### Requirement:
Omit the images, then print each record below exactly as it reads.

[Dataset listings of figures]
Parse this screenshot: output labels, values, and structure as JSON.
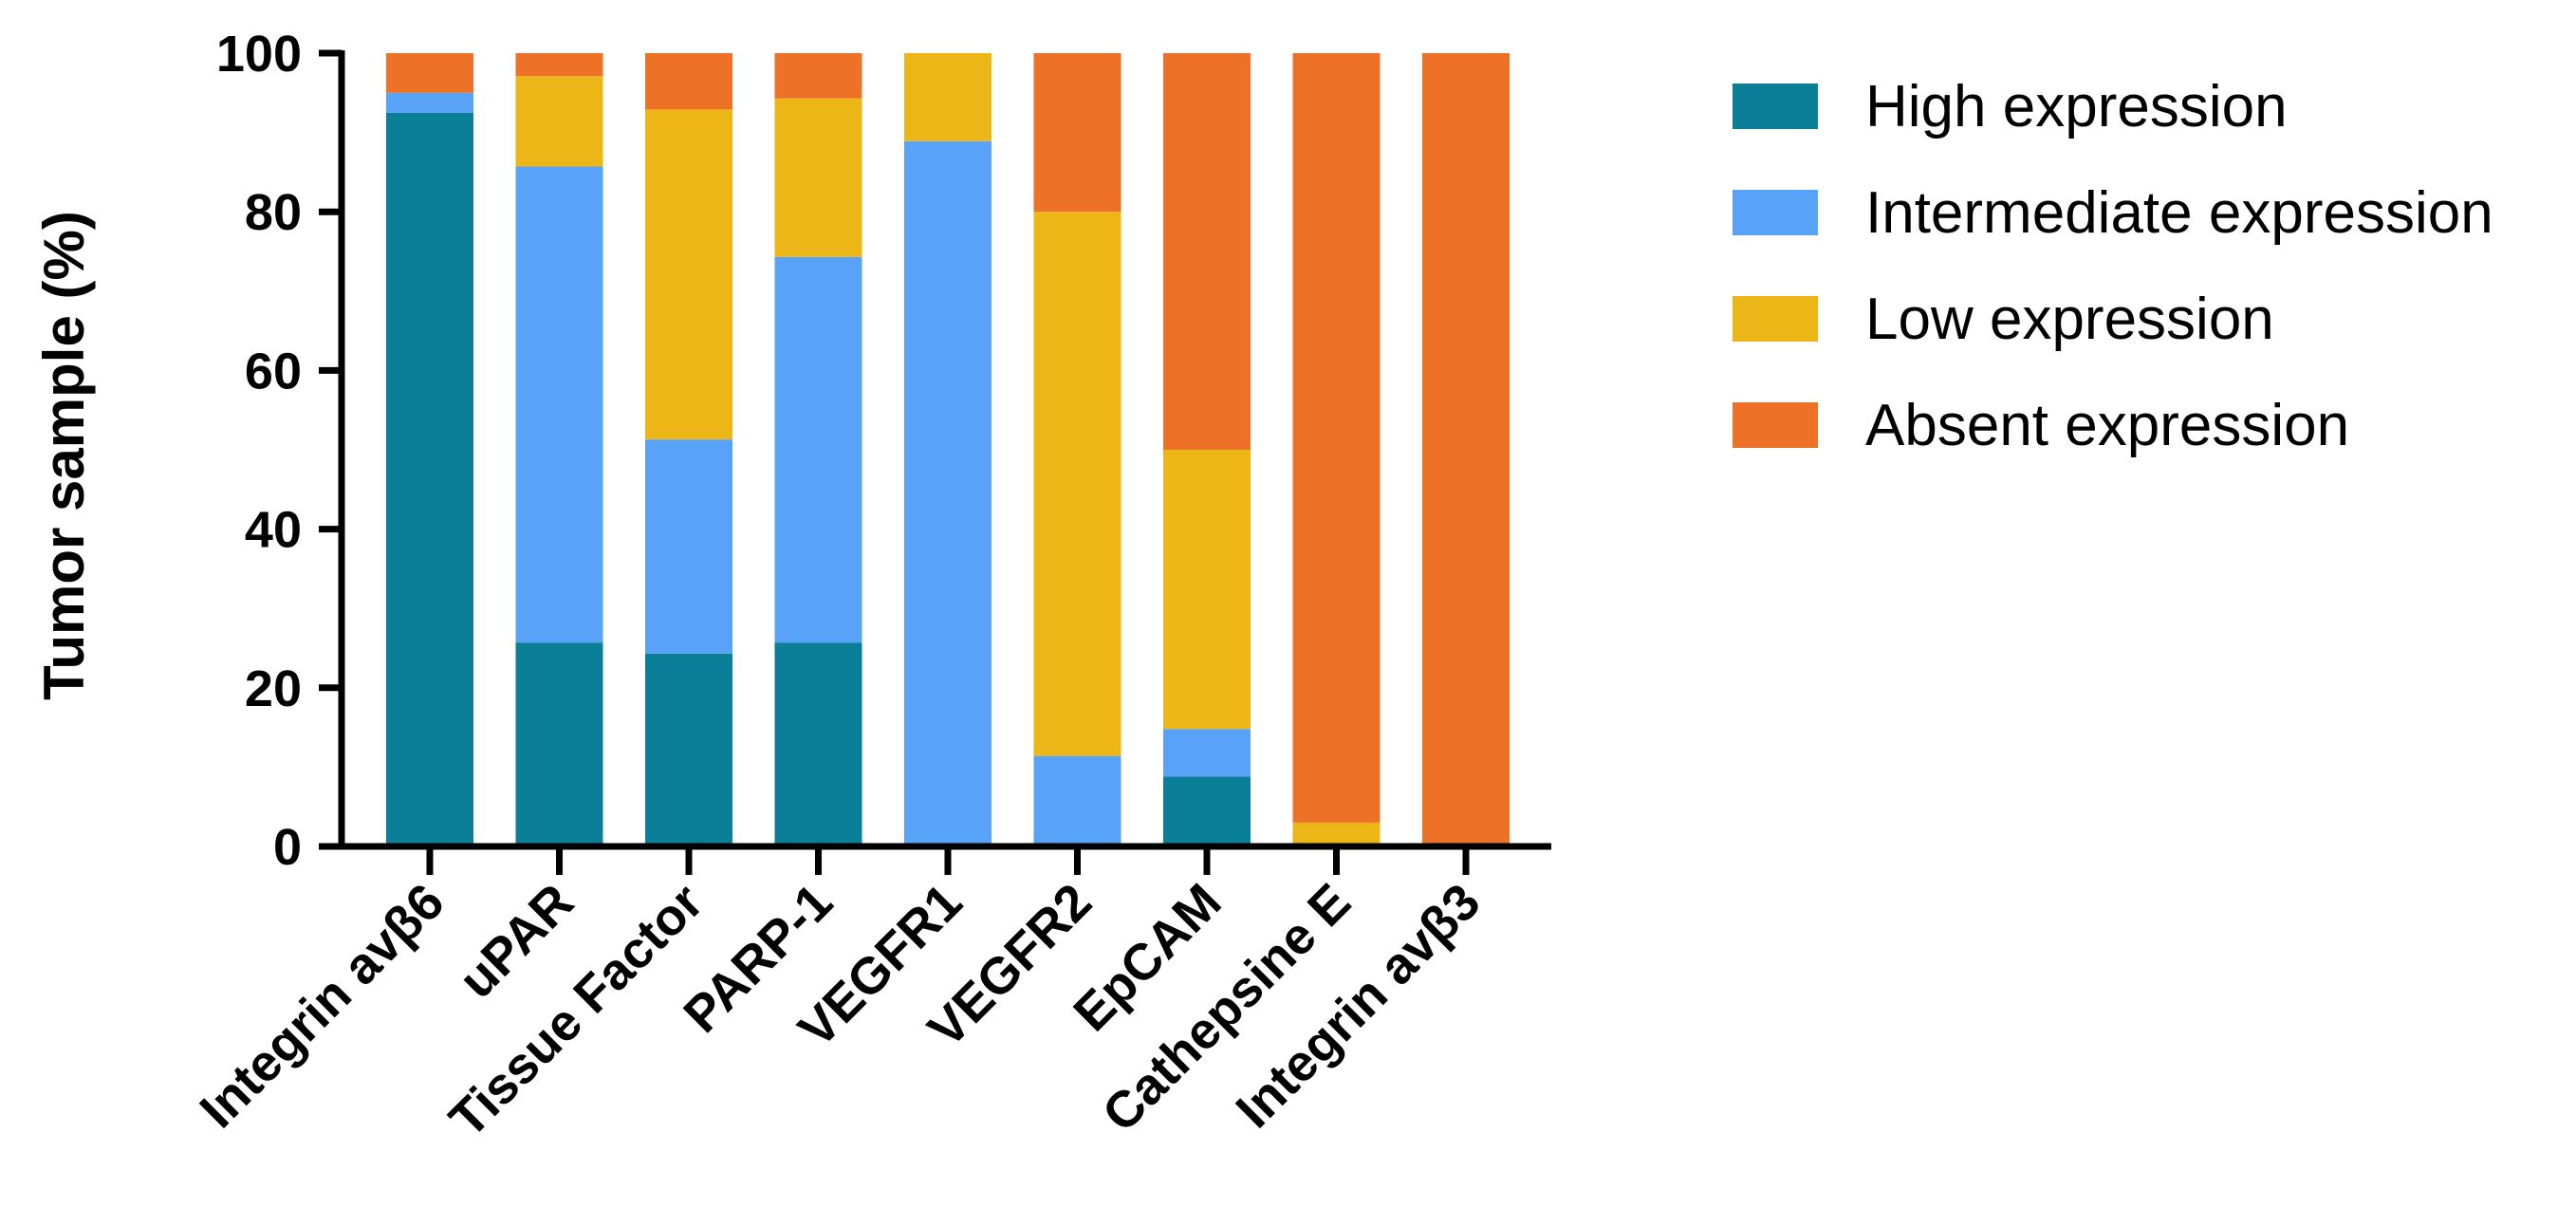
{
  "chart_data": {
    "type": "bar",
    "stacked": true,
    "title": "",
    "xlabel": "",
    "ylabel": "Tumor sample (%)",
    "ylim": [
      0,
      100
    ],
    "yticks": [
      "0",
      "20",
      "40",
      "60",
      "80",
      "100"
    ],
    "categories": [
      "Integrin avβ6",
      "uPAR",
      "Tissue Factor",
      "PARP-1",
      "VEGFR1",
      "VEGFR2",
      "EpCAM",
      "Cathepsine E",
      "Integrin avβ3"
    ],
    "series": [
      {
        "name": "High expression",
        "color": "#0A7F97",
        "values": [
          92.5,
          25.7,
          24.3,
          25.7,
          0.0,
          0.0,
          8.8,
          0.0,
          0.0
        ]
      },
      {
        "name": "Intermediate expression",
        "color": "#58A3F7",
        "values": [
          2.5,
          60.0,
          27.0,
          48.6,
          88.9,
          11.4,
          6.0,
          0.0,
          0.0
        ]
      },
      {
        "name": "Low expression",
        "color": "#ECB716",
        "values": [
          0.0,
          11.4,
          41.6,
          20.0,
          11.1,
          68.6,
          35.2,
          3.0,
          0.0
        ]
      },
      {
        "name": "Absent expression",
        "color": "#EE7128",
        "values": [
          5.0,
          2.9,
          7.1,
          5.7,
          0.0,
          20.0,
          50.0,
          97.0,
          100.0
        ]
      }
    ],
    "legend_position": "right"
  }
}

### Written solution:
Parse this screenshot: output labels, values, and structure as JSON.
{
  "chart_data": {
    "type": "bar",
    "stacked": true,
    "title": "",
    "xlabel": "",
    "ylabel": "Tumor sample (%)",
    "ylim": [
      0,
      100
    ],
    "yticks": [
      "0",
      "20",
      "40",
      "60",
      "80",
      "100"
    ],
    "categories": [
      "Integrin avβ6",
      "uPAR",
      "Tissue Factor",
      "PARP-1",
      "VEGFR1",
      "VEGFR2",
      "EpCAM",
      "Cathepsine E",
      "Integrin avβ3"
    ],
    "series": [
      {
        "name": "High expression",
        "color": "#0A7F97",
        "values": [
          92.5,
          25.7,
          24.3,
          25.7,
          0.0,
          0.0,
          8.8,
          0.0,
          0.0
        ]
      },
      {
        "name": "Intermediate expression",
        "color": "#58A3F7",
        "values": [
          2.5,
          60.0,
          27.0,
          48.6,
          88.9,
          11.4,
          6.0,
          0.0,
          0.0
        ]
      },
      {
        "name": "Low expression",
        "color": "#ECB716",
        "values": [
          0.0,
          11.4,
          41.6,
          20.0,
          11.1,
          68.6,
          35.2,
          3.0,
          0.0
        ]
      },
      {
        "name": "Absent expression",
        "color": "#EE7128",
        "values": [
          5.0,
          2.9,
          7.1,
          5.7,
          0.0,
          20.0,
          50.0,
          97.0,
          100.0
        ]
      }
    ],
    "legend_position": "right"
  }
}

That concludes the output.